Aim of the exercise »
Check each line of the records below for the string "movilidad", then state how many lines contain it, with no other output.

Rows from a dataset
★ ★ ★

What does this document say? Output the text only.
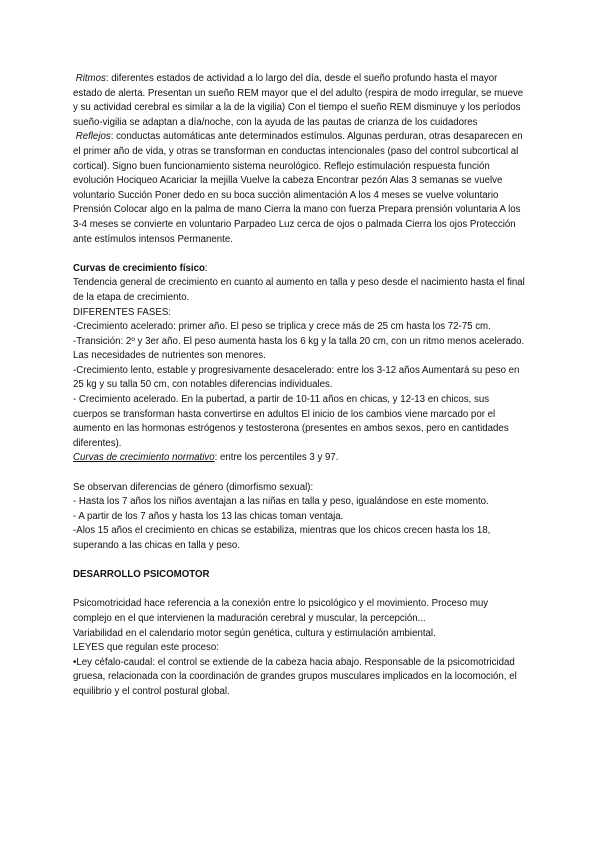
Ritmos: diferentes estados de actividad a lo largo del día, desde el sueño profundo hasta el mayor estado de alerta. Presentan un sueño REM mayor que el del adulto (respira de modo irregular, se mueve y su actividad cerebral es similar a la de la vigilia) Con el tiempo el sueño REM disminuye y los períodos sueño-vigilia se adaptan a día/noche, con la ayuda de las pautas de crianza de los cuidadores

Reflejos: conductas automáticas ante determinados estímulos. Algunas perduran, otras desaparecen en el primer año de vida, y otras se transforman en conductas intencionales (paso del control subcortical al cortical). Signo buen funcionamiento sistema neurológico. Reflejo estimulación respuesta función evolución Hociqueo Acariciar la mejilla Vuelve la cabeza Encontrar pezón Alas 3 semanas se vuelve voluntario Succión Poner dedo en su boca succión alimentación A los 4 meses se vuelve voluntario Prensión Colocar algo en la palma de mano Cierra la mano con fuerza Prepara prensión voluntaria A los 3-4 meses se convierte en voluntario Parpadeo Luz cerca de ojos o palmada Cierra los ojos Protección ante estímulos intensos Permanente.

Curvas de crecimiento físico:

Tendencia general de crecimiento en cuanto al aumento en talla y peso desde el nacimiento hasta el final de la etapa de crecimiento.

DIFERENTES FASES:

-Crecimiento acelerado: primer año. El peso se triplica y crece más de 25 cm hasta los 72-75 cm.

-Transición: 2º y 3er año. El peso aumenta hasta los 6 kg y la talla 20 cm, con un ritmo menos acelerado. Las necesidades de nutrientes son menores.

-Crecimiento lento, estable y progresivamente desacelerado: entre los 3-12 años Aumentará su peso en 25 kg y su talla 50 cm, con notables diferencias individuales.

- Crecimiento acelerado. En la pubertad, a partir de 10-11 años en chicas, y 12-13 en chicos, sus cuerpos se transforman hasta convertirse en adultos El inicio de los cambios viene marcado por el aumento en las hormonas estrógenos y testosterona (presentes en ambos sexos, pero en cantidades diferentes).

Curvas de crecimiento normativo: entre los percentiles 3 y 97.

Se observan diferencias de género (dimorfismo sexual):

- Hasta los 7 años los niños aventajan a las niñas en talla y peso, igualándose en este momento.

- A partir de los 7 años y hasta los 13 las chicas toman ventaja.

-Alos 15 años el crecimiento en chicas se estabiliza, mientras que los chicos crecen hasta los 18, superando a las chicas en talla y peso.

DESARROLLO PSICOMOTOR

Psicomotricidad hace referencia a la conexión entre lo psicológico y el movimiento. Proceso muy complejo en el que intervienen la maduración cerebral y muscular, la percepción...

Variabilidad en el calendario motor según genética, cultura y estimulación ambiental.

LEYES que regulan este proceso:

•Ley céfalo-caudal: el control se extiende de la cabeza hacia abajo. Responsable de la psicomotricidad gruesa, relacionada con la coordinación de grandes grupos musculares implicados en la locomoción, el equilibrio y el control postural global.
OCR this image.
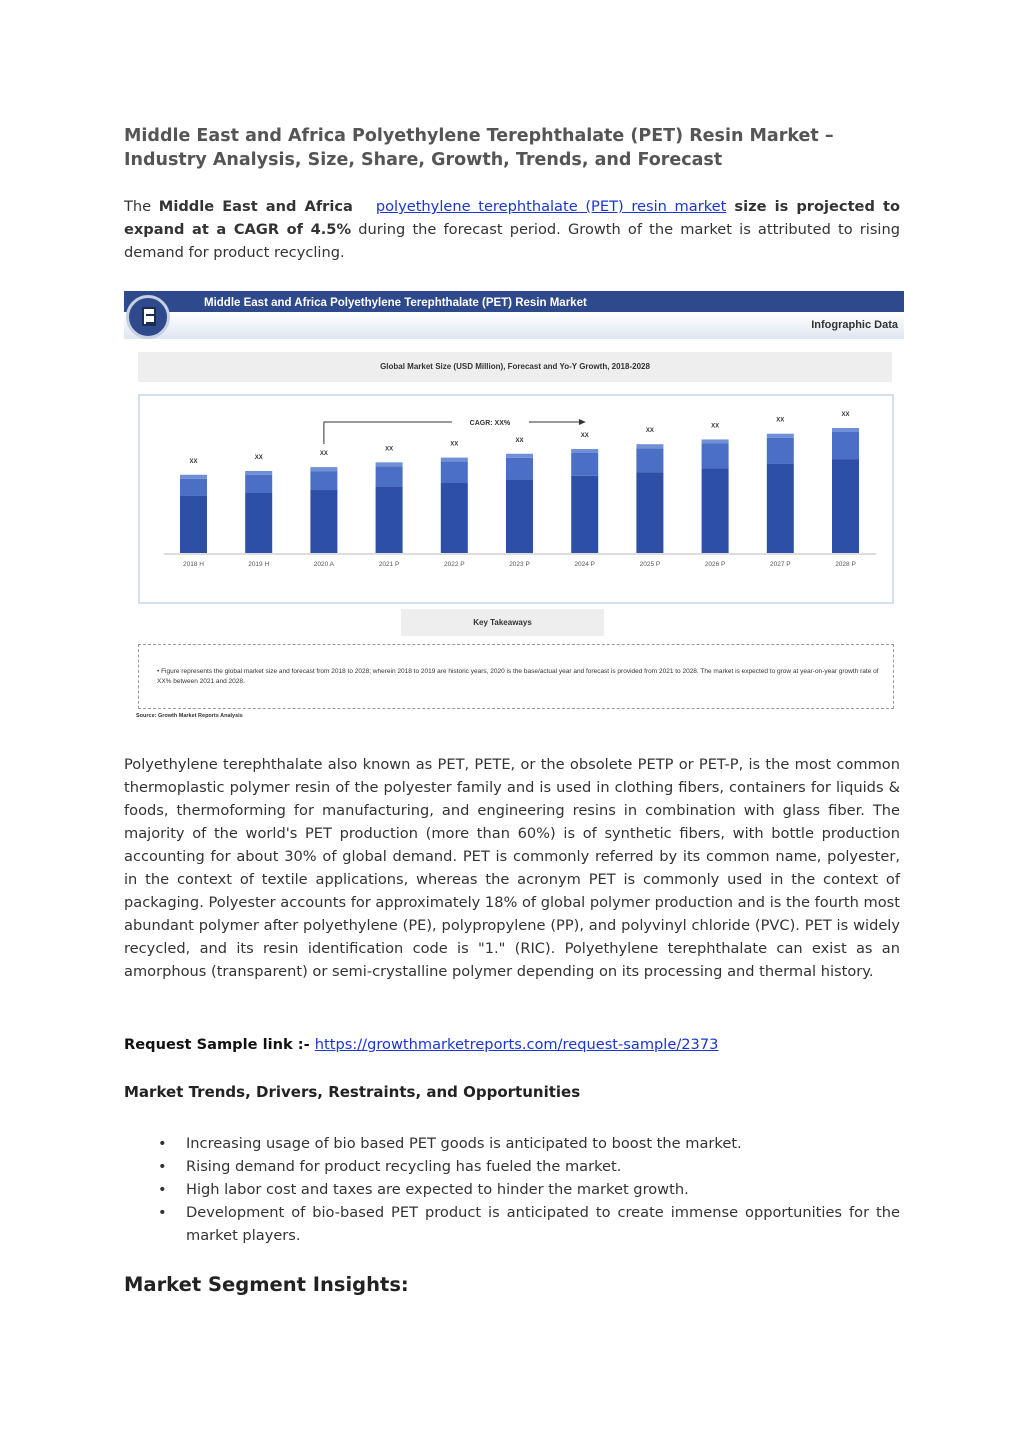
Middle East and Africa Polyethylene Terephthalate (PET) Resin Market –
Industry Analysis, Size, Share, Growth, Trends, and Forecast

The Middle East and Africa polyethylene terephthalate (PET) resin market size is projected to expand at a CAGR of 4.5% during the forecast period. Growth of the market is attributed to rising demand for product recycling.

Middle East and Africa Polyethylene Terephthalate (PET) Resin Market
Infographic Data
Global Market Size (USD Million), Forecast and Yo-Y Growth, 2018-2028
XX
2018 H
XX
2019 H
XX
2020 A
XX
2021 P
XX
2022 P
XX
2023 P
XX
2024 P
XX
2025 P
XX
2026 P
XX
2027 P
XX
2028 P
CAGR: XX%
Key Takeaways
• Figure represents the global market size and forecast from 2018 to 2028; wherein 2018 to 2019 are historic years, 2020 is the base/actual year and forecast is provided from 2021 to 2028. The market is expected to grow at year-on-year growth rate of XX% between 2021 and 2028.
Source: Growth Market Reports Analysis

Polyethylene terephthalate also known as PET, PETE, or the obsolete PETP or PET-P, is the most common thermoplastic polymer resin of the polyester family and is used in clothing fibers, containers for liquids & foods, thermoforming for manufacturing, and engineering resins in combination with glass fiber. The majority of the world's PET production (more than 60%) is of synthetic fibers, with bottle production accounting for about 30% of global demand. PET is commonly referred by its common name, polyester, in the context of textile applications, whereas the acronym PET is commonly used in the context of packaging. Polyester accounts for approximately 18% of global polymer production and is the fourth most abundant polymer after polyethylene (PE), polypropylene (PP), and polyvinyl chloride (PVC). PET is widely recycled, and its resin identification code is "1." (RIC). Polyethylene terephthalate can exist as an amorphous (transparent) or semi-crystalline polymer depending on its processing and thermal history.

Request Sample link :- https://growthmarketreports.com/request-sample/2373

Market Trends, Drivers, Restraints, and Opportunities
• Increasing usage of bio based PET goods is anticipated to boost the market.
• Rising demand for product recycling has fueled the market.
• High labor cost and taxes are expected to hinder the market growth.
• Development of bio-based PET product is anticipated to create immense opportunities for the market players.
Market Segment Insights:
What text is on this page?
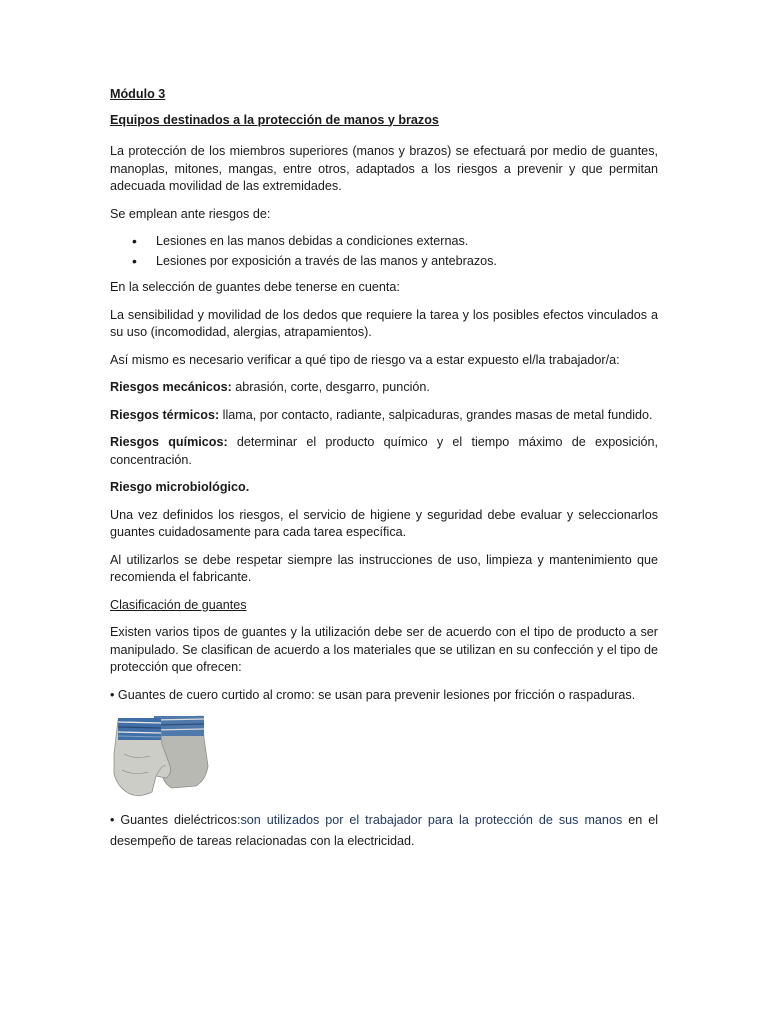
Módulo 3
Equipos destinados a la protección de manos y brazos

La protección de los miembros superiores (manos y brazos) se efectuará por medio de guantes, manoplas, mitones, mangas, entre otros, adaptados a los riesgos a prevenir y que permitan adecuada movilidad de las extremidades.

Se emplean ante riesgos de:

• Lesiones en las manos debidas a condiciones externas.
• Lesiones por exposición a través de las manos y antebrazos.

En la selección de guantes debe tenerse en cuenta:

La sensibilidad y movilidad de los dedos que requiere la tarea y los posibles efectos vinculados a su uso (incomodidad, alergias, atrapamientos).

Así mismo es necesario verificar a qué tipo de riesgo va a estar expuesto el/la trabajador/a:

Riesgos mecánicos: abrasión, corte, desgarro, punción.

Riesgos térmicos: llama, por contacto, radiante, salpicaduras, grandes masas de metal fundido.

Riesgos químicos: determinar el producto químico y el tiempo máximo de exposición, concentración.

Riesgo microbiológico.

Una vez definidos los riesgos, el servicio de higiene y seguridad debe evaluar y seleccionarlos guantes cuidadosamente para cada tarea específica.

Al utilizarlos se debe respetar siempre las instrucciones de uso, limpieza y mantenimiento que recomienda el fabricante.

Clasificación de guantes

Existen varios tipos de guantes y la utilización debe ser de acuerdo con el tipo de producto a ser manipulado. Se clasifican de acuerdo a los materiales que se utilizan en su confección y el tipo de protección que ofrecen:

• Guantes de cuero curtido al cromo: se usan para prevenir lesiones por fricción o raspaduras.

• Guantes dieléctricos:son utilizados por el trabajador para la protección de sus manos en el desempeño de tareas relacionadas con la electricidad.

★ ★ ★

Output of the task »
2